--- Your objective ---
Give only the number of lines below that contain the word "text".

::: Material shown

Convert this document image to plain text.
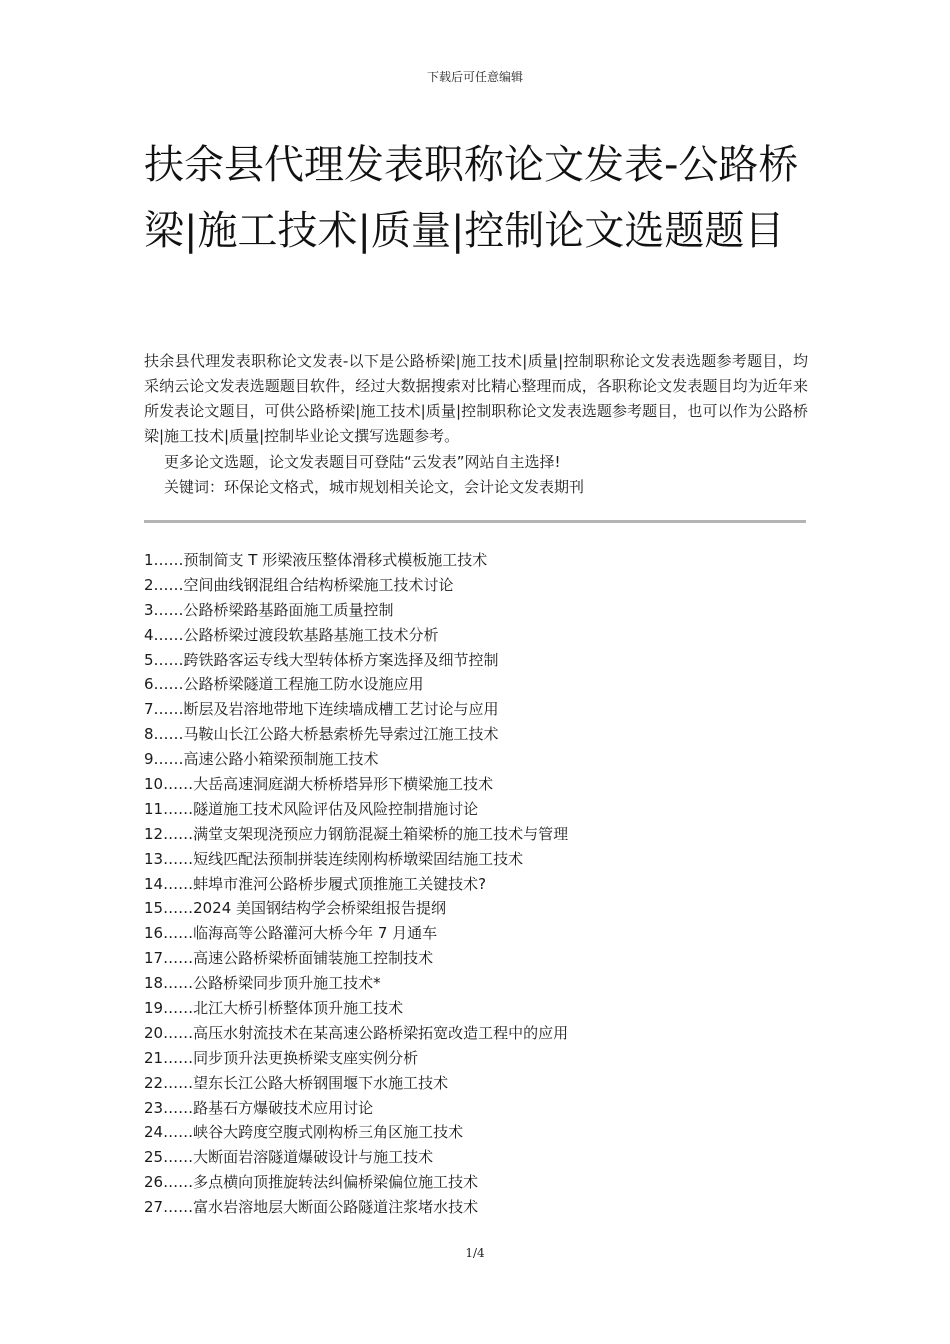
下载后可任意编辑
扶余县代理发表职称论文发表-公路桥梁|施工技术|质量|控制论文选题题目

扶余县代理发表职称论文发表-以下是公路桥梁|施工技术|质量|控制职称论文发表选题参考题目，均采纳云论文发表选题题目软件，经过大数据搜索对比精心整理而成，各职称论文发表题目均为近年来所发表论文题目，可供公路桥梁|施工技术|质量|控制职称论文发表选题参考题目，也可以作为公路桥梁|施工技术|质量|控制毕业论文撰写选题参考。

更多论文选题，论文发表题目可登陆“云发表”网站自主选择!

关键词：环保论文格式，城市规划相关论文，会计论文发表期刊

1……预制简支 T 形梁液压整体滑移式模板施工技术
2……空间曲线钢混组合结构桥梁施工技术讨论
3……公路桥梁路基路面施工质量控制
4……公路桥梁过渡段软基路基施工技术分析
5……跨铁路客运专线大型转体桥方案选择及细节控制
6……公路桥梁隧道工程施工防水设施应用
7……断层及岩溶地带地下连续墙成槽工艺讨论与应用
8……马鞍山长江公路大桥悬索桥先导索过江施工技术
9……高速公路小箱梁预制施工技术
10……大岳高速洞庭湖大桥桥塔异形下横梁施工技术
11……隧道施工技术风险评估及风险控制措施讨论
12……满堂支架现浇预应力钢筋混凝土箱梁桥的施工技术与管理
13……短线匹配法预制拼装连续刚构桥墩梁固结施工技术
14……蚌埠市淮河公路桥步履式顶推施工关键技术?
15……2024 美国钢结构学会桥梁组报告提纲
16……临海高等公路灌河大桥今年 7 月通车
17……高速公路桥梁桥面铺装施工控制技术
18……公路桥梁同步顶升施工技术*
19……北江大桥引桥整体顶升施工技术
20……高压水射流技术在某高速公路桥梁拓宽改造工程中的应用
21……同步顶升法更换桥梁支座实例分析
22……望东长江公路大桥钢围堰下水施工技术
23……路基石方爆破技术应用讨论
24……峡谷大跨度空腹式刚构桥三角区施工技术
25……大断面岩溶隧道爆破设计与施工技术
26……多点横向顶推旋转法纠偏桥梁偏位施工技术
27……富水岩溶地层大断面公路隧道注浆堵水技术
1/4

::::::
::: Material shown

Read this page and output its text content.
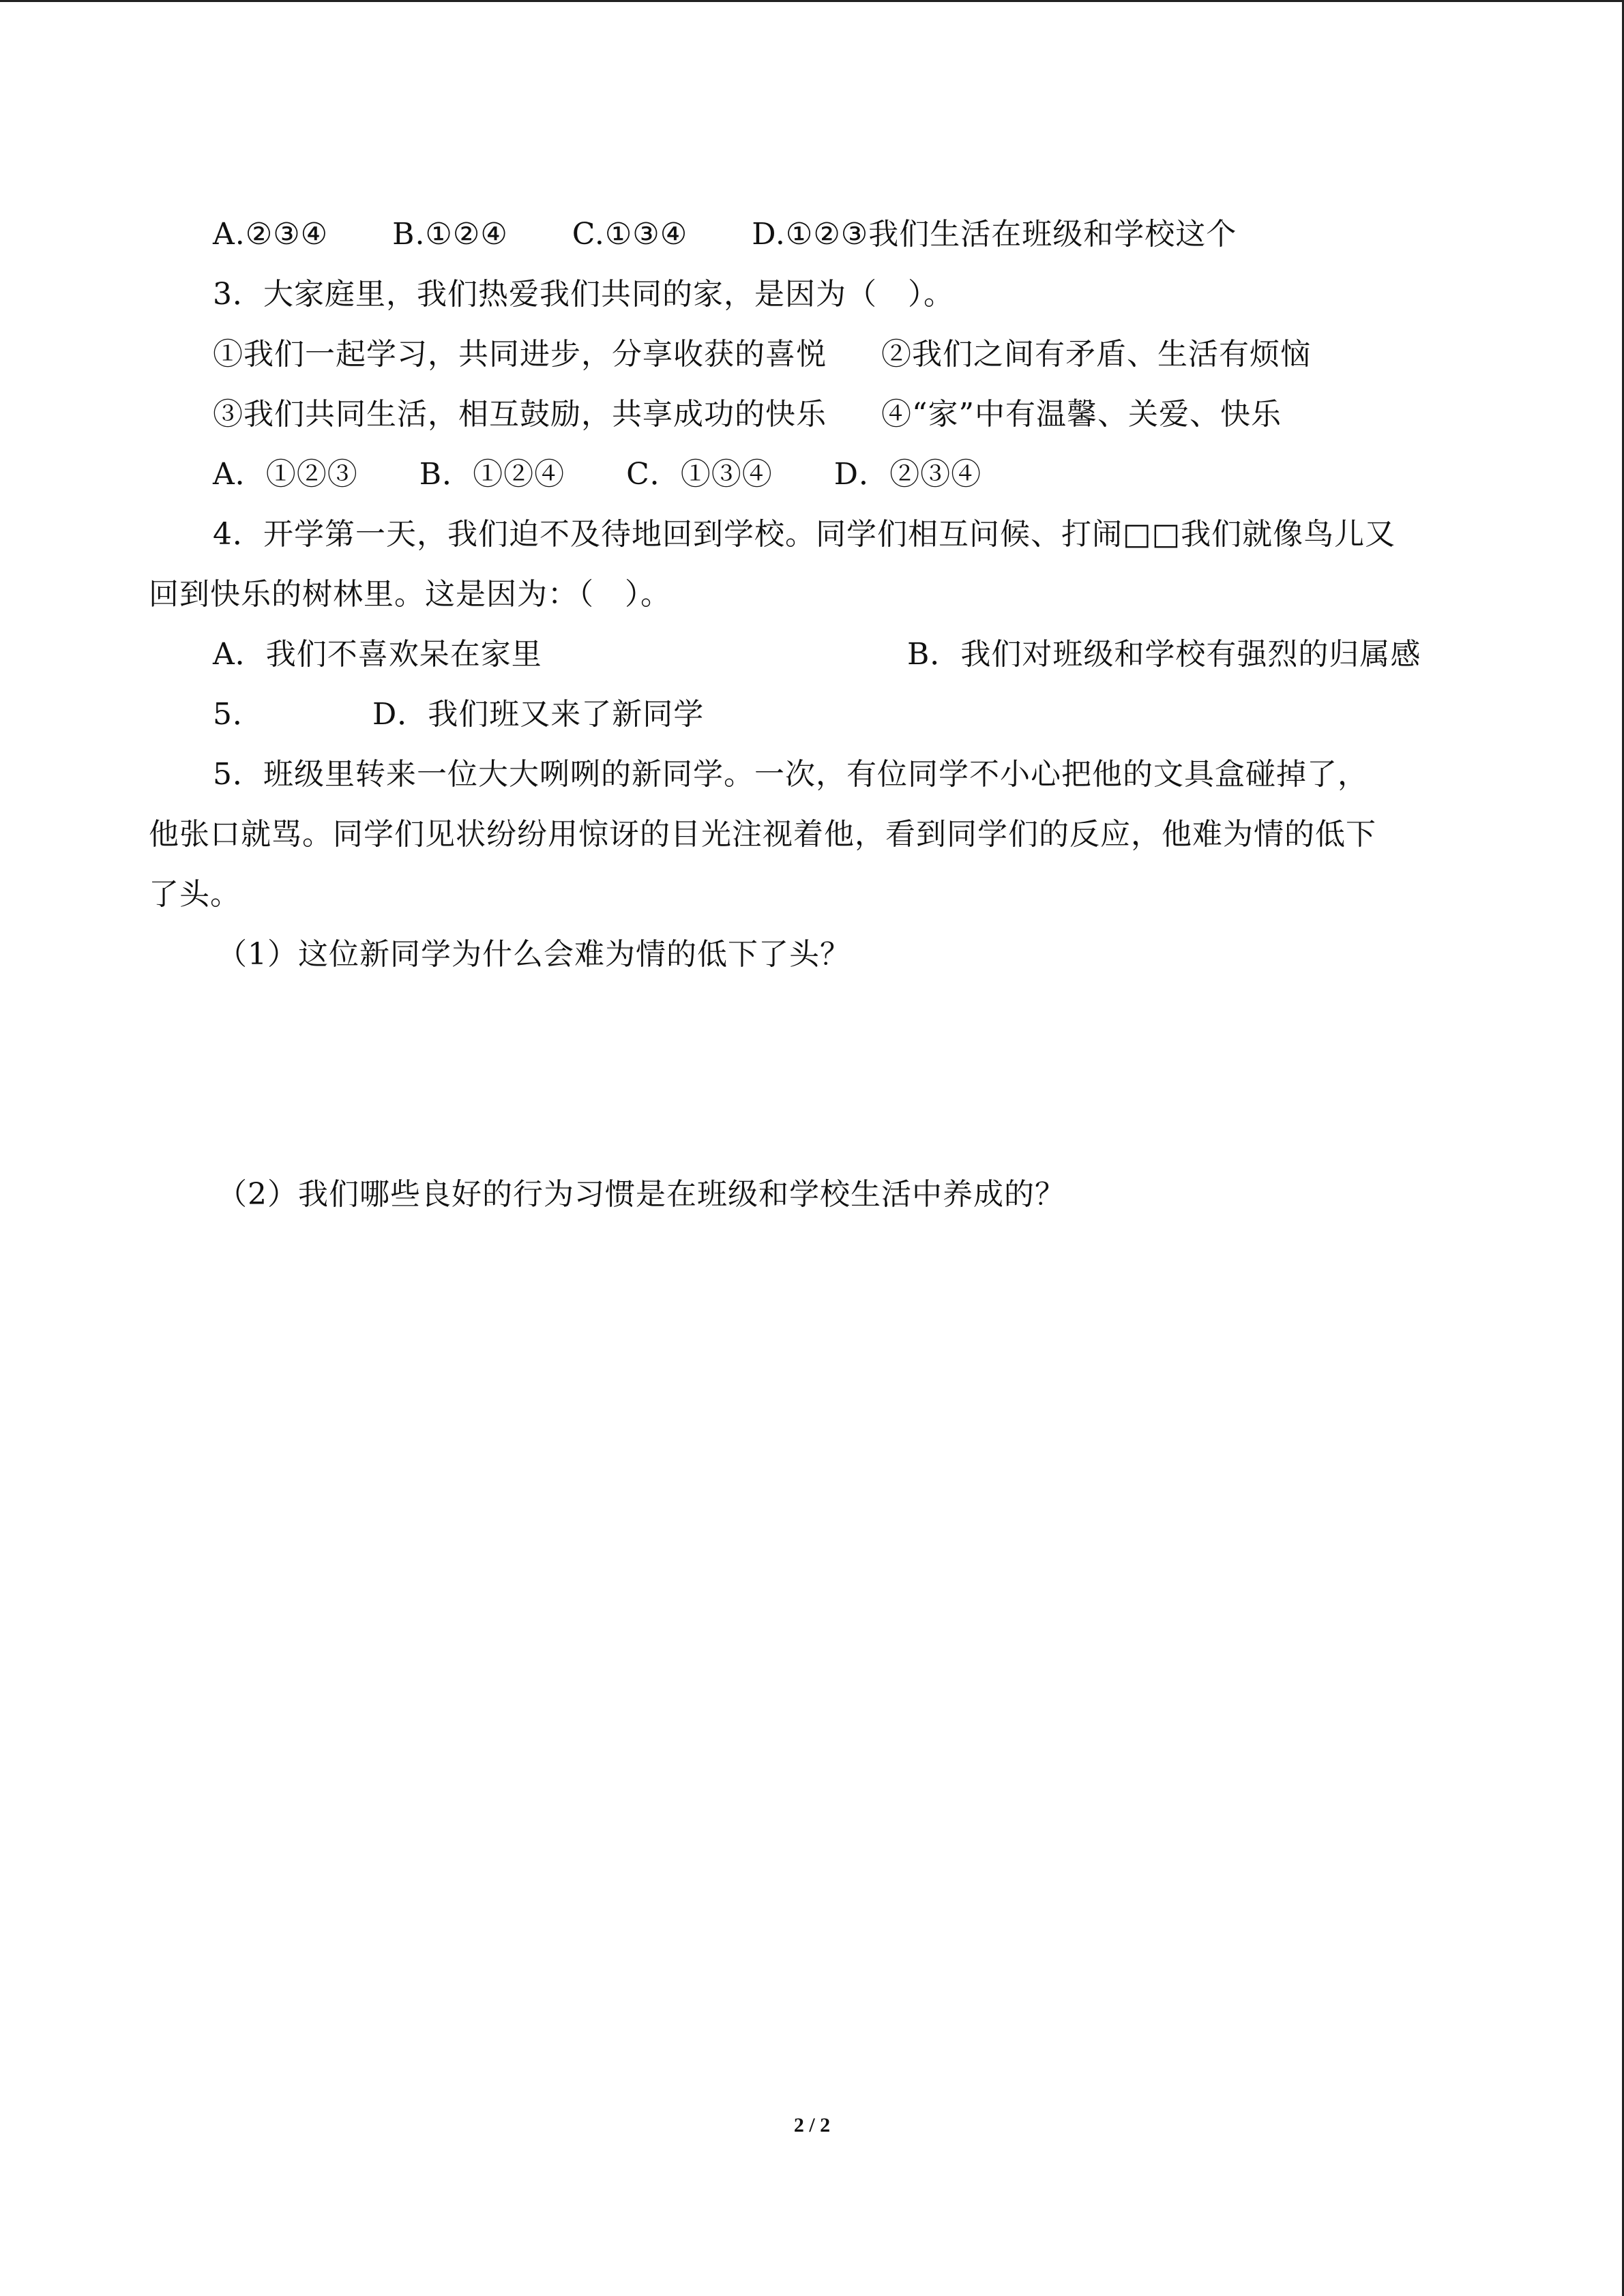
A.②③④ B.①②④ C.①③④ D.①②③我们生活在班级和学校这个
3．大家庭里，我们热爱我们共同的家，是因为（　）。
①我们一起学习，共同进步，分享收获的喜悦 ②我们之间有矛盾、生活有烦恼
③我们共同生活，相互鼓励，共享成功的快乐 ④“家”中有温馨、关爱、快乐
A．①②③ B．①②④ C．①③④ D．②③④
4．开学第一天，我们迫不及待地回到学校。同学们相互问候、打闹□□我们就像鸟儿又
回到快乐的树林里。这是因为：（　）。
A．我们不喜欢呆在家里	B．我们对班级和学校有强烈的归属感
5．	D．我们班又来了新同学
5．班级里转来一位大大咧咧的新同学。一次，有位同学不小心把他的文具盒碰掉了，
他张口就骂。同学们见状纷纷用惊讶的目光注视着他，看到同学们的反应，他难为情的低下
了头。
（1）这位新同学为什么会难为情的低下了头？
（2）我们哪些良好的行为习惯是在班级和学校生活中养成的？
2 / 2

::::::
::: Material shown

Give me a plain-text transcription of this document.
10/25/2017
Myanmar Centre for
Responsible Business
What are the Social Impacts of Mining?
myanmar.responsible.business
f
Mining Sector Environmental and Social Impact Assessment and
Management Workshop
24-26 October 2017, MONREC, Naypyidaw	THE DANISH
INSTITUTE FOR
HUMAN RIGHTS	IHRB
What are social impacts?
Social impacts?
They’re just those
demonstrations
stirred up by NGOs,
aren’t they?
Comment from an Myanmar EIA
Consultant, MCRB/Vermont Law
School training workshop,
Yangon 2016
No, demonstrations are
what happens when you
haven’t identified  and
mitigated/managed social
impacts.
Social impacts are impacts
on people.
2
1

::::::

--- Full answer ---
3